What follows is a listing; give it again exactly, in its entirety.

(Records from a collection)
━━━━━━

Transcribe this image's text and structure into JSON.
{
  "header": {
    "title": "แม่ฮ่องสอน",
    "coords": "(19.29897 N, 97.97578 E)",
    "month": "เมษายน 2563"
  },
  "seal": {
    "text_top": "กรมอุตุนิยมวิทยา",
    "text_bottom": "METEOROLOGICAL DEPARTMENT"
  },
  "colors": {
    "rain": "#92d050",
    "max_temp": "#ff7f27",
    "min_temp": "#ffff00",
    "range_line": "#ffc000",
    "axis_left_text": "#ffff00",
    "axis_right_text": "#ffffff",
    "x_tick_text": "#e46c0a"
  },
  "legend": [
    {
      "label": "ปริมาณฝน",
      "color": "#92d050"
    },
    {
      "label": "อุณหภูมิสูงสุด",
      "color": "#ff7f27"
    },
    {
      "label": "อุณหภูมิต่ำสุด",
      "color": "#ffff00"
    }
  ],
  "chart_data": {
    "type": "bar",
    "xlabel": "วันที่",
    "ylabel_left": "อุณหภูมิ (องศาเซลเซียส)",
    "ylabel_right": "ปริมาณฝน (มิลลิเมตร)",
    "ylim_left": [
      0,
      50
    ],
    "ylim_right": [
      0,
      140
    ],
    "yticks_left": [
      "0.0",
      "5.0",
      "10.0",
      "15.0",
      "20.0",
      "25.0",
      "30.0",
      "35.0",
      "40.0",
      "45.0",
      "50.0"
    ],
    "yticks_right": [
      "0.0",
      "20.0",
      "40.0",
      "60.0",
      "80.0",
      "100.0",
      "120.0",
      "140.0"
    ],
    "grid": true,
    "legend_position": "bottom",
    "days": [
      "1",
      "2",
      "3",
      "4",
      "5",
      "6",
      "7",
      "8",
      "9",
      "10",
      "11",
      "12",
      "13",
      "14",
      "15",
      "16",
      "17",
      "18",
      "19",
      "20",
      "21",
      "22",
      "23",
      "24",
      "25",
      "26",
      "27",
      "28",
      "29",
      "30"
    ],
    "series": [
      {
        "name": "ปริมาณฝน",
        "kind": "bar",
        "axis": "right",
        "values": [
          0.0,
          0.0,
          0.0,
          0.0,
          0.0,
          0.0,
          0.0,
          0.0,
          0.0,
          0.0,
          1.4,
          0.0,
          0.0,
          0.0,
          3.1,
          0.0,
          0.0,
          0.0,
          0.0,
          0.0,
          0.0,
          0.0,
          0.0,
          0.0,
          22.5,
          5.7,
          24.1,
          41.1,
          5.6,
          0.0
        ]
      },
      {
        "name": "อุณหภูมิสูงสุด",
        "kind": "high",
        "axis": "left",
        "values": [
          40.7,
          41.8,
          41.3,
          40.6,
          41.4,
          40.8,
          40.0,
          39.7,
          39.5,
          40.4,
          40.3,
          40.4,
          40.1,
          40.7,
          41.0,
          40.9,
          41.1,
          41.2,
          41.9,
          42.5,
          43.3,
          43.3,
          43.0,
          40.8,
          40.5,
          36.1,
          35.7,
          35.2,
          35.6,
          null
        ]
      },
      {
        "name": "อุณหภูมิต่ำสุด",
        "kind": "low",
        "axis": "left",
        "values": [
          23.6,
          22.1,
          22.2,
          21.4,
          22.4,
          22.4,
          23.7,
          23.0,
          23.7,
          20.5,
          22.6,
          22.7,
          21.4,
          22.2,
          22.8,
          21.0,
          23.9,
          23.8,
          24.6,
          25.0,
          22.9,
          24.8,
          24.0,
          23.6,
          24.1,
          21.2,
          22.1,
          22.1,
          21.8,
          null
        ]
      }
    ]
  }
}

━━━━━━

Output of the task:
Transcribe this image's text and structure into JSON.
{
  "header": {
    "title": "แม่ฮ่องสอน",
    "coords": "(19.29897 N, 97.97578 E)",
    "month": "เมษายน 2563"
  },
  "seal": {
    "text_top": "กรมอุตุนิยมวิทยา",
    "text_bottom": "METEOROLOGICAL DEPARTMENT"
  },
  "colors": {
    "rain": "#92d050",
    "max_temp": "#ff7f27",
    "min_temp": "#ffff00",
    "range_line": "#ffc000",
    "axis_left_text": "#ffff00",
    "axis_right_text": "#ffffff",
    "x_tick_text": "#e46c0a"
  },
  "legend": [
    {
      "label": "ปริมาณฝน",
      "color": "#92d050"
    },
    {
      "label": "อุณหภูมิสูงสุด",
      "color": "#ff7f27"
    },
    {
      "label": "อุณหภูมิต่ำสุด",
      "color": "#ffff00"
    }
  ],
  "chart_data": {
    "type": "bar",
    "xlabel": "วันที่",
    "ylabel_left": "อุณหภูมิ (องศาเซลเซียส)",
    "ylabel_right": "ปริมาณฝน (มิลลิเมตร)",
    "ylim_left": [
      0,
      50
    ],
    "ylim_right": [
      0,
      140
    ],
    "yticks_left": [
      "0.0",
      "5.0",
      "10.0",
      "15.0",
      "20.0",
      "25.0",
      "30.0",
      "35.0",
      "40.0",
      "45.0",
      "50.0"
    ],
    "yticks_right": [
      "0.0",
      "20.0",
      "40.0",
      "60.0",
      "80.0",
      "100.0",
      "120.0",
      "140.0"
    ],
    "grid": true,
    "legend_position": "bottom",
    "days": [
      "1",
      "2",
      "3",
      "4",
      "5",
      "6",
      "7",
      "8",
      "9",
      "10",
      "11",
      "12",
      "13",
      "14",
      "15",
      "16",
      "17",
      "18",
      "19",
      "20",
      "21",
      "22",
      "23",
      "24",
      "25",
      "26",
      "27",
      "28",
      "29",
      "30"
    ],
    "series": [
      {
        "name": "ปริมาณฝน",
        "kind": "bar",
        "axis": "right",
        "values": [
          0.0,
          0.0,
          0.0,
          0.0,
          0.0,
          0.0,
          0.0,
          0.0,
          0.0,
          0.0,
          1.4,
          0.0,
          0.0,
          0.0,
          3.1,
          0.0,
          0.0,
          0.0,
          0.0,
          0.0,
          0.0,
          0.0,
          0.0,
          0.0,
          22.5,
          5.7,
          24.1,
          41.1,
          5.6,
          0.0
        ]
      },
      {
        "name": "อุณหภูมิสูงสุด",
        "kind": "high",
        "axis": "left",
        "values": [
          40.7,
          41.8,
          41.3,
          40.6,
          41.4,
          40.8,
          40.0,
          39.7,
          39.5,
          40.4,
          40.3,
          40.4,
          40.1,
          40.7,
          41.0,
          40.9,
          41.1,
          41.2,
          41.9,
          42.5,
          43.3,
          43.3,
          43.0,
          40.8,
          40.5,
          36.1,
          35.7,
          35.2,
          35.6,
          null
        ]
      },
      {
        "name": "อุณหภูมิต่ำสุด",
        "kind": "low",
        "axis": "left",
        "values": [
          23.6,
          22.1,
          22.2,
          21.4,
          22.4,
          22.4,
          23.7,
          23.0,
          23.7,
          20.5,
          22.6,
          22.7,
          21.4,
          22.2,
          22.8,
          21.0,
          23.9,
          23.8,
          24.6,
          25.0,
          22.9,
          24.8,
          24.0,
          23.6,
          24.1,
          21.2,
          22.1,
          22.1,
          21.8,
          null
        ]
      }
    ]
  }
}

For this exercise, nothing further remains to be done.